Transcribe all of the records precisely as they are presented.

>> START Input material

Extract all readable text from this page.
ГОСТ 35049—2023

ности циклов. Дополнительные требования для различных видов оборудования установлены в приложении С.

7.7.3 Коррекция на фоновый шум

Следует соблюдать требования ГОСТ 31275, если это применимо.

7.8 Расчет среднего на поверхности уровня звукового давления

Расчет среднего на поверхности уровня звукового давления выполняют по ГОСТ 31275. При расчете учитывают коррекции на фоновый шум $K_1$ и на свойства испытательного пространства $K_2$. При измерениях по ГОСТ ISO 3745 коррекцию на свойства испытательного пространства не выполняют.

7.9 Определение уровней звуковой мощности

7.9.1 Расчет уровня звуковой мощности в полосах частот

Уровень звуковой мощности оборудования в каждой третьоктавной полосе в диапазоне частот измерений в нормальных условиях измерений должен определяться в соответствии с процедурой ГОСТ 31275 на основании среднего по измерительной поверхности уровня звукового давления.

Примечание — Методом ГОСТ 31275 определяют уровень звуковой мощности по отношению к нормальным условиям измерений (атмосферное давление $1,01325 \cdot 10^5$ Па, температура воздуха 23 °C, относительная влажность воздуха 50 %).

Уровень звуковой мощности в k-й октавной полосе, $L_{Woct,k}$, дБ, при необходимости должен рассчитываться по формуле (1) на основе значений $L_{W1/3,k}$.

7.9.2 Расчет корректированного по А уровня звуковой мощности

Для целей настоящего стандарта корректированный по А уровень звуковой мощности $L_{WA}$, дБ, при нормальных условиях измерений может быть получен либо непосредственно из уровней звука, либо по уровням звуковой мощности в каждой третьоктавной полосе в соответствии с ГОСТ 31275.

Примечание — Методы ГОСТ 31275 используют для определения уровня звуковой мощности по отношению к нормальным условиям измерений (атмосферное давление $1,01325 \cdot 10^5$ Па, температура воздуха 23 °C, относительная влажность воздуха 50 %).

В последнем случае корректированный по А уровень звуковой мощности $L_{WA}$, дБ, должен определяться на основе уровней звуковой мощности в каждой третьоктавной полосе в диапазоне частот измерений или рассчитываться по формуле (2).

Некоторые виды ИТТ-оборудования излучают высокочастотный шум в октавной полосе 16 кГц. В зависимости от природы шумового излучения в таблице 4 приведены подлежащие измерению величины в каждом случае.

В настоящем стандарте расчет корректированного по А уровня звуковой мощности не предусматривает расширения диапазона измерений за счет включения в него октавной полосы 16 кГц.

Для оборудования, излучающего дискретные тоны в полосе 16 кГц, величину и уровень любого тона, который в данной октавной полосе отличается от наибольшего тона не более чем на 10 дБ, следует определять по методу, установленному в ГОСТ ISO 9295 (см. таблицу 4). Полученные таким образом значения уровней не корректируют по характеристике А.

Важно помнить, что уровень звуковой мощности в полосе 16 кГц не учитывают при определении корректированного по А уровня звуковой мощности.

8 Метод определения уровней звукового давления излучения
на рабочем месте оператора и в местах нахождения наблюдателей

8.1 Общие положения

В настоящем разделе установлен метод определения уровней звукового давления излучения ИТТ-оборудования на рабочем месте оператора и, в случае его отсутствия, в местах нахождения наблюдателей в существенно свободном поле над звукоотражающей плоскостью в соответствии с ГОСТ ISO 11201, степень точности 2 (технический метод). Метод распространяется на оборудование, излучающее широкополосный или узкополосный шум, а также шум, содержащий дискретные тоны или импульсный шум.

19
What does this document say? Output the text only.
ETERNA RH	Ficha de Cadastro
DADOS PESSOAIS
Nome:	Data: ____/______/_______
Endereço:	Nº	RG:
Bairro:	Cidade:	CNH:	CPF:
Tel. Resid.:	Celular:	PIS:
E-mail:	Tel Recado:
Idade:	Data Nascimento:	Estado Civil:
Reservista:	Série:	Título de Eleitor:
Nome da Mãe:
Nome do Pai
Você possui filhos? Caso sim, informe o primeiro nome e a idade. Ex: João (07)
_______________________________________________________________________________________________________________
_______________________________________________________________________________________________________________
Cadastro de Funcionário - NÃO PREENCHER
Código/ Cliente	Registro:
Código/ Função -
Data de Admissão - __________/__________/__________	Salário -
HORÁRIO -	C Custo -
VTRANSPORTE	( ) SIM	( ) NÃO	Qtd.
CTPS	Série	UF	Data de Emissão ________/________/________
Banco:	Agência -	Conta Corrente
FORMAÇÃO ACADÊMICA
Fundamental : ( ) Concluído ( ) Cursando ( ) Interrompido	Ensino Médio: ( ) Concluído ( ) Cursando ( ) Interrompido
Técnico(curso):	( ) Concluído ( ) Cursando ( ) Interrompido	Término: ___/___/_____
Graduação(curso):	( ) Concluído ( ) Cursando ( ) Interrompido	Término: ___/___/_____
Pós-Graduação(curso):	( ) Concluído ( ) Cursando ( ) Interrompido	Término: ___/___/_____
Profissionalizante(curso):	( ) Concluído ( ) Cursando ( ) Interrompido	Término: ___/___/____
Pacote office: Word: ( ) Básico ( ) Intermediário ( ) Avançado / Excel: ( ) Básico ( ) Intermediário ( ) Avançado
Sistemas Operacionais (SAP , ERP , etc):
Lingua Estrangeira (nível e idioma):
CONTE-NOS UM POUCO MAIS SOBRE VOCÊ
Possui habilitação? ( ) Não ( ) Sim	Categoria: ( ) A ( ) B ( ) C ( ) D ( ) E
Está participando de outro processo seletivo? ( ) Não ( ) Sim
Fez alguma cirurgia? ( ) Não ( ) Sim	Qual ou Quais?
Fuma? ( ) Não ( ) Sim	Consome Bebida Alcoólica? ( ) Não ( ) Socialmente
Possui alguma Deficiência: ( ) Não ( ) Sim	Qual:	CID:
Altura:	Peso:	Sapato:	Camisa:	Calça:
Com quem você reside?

>> END Input material

> **Task solution**:
Extract all readable text from this page.
ГОСТ 35049—2023

ности циклов. Дополнительные требования для различных видов оборудования установлены в приложении С.

7.7.3 Коррекция на фоновый шум

Следует соблюдать требования ГОСТ 31275, если это применимо.

7.8 Расчет среднего на поверхности уровня звукового давления

Расчет среднего на поверхности уровня звукового давления выполняют по ГОСТ 31275. При расчете учитывают коррекции на фоновый шум $K_1$ и на свойства испытательного пространства $K_2$. При измерениях по ГОСТ ISO 3745 коррекцию на свойства испытательного пространства не выполняют.

7.9 Определение уровней звуковой мощности

7.9.1 Расчет уровня звуковой мощности в полосах частот

Уровень звуковой мощности оборудования в каждой третьоктавной полосе в диапазоне частот измерений в нормальных условиях измерений должен определяться в соответствии с процедурой ГОСТ 31275 на основании среднего по измерительной поверхности уровня звукового давления.

Примечание — Методом ГОСТ 31275 определяют уровень звуковой мощности по отношению к нормальным условиям измерений (атмосферное давление $1,01325 \cdot 10^5$ Па, температура воздуха 23 °C, относительная влажность воздуха 50 %).

Уровень звуковой мощности в k-й октавной полосе, $L_{Woct,k}$, дБ, при необходимости должен рассчитываться по формуле (1) на основе значений $L_{W1/3,k}$.

7.9.2 Расчет корректированного по А уровня звуковой мощности

Для целей настоящего стандарта корректированный по А уровень звуковой мощности $L_{WA}$, дБ, при нормальных условиях измерений может быть получен либо непосредственно из уровней звука, либо по уровням звуковой мощности в каждой третьоктавной полосе в соответствии с ГОСТ 31275.

Примечание — Методы ГОСТ 31275 используют для определения уровня звуковой мощности по отношению к нормальным условиям измерений (атмосферное давление $1,01325 \cdot 10^5$ Па, температура воздуха 23 °C, относительная влажность воздуха 50 %).

В последнем случае корректированный по А уровень звуковой мощности $L_{WA}$, дБ, должен определяться на основе уровней звуковой мощности в каждой третьоктавной полосе в диапазоне частот измерений или рассчитываться по формуле (2).

Некоторые виды ИТТ-оборудования излучают высокочастотный шум в октавной полосе 16 кГц. В зависимости от природы шумового излучения в таблице 4 приведены подлежащие измерению величины в каждом случае.

В настоящем стандарте расчет корректированного по А уровня звуковой мощности не предусматривает расширения диапазона измерений за счет включения в него октавной полосы 16 кГц.

Для оборудования, излучающего дискретные тоны в полосе 16 кГц, величину и уровень любого тона, который в данной октавной полосе отличается от наибольшего тона не более чем на 10 дБ, следует определять по методу, установленному в ГОСТ ISO 9295 (см. таблицу 4). Полученные таким образом значения уровней не корректируют по характеристике А.

Важно помнить, что уровень звуковой мощности в полосе 16 кГц не учитывают при определении корректированного по А уровня звуковой мощности.

8 Метод определения уровней звукового давления излучения
на рабочем месте оператора и в местах нахождения наблюдателей

8.1 Общие положения

В настоящем разделе установлен метод определения уровней звукового давления излучения ИТТ-оборудования на рабочем месте оператора и, в случае его отсутствия, в местах нахождения наблюдателей в существенно свободном поле над звукоотражающей плоскостью в соответствии с ГОСТ ISO 11201, степень точности 2 (технический метод). Метод распространяется на оборудование, излучающее широкополосный или узкополосный шум, а также шум, содержащий дискретные тоны или импульсный шум.

19
What does this document say? Output the text only.
ETERNA RH	Ficha de Cadastro
DADOS PESSOAIS
Nome:	Data: ____/______/_______
Endereço:	Nº	RG:
Bairro:	Cidade:	CNH:	CPF:
Tel. Resid.:	Celular:	PIS:
E-mail:	Tel Recado:
Idade:	Data Nascimento:	Estado Civil:
Reservista:	Série:	Título de Eleitor:
Nome da Mãe:
Nome do Pai
Você possui filhos? Caso sim, informe o primeiro nome e a idade. Ex: João (07)
_______________________________________________________________________________________________________________
_______________________________________________________________________________________________________________
Cadastro de Funcionário - NÃO PREENCHER
Código/ Cliente	Registro:
Código/ Função -
Data de Admissão - __________/__________/__________	Salário -
HORÁRIO -	C Custo -
VTRANSPORTE	( ) SIM	( ) NÃO	Qtd.
CTPS	Série	UF	Data de Emissão ________/________/________
Banco:	Agência -	Conta Corrente
FORMAÇÃO ACADÊMICA
Fundamental : ( ) Concluído ( ) Cursando ( ) Interrompido	Ensino Médio: ( ) Concluído ( ) Cursando ( ) Interrompido
Técnico(curso):	( ) Concluído ( ) Cursando ( ) Interrompido	Término: ___/___/_____
Graduação(curso):	( ) Concluído ( ) Cursando ( ) Interrompido	Término: ___/___/_____
Pós-Graduação(curso):	( ) Concluído ( ) Cursando ( ) Interrompido	Término: ___/___/_____
Profissionalizante(curso):	( ) Concluído ( ) Cursando ( ) Interrompido	Término: ___/___/____
Pacote office: Word: ( ) Básico ( ) Intermediário ( ) Avançado / Excel: ( ) Básico ( ) Intermediário ( ) Avançado
Sistemas Operacionais (SAP , ERP , etc):
Lingua Estrangeira (nível e idioma):
CONTE-NOS UM POUCO MAIS SOBRE VOCÊ
Possui habilitação? ( ) Não ( ) Sim	Categoria: ( ) A ( ) B ( ) C ( ) D ( ) E
Está participando de outro processo seletivo? ( ) Não ( ) Sim
Fez alguma cirurgia? ( ) Não ( ) Sim	Qual ou Quais?
Fuma? ( ) Não ( ) Sim	Consome Bebida Alcoólica? ( ) Não ( ) Socialmente
Possui alguma Deficiência: ( ) Não ( ) Sim	Qual:	CID:
Altura:	Peso:	Sapato:	Camisa:	Calça:
Com quem você reside?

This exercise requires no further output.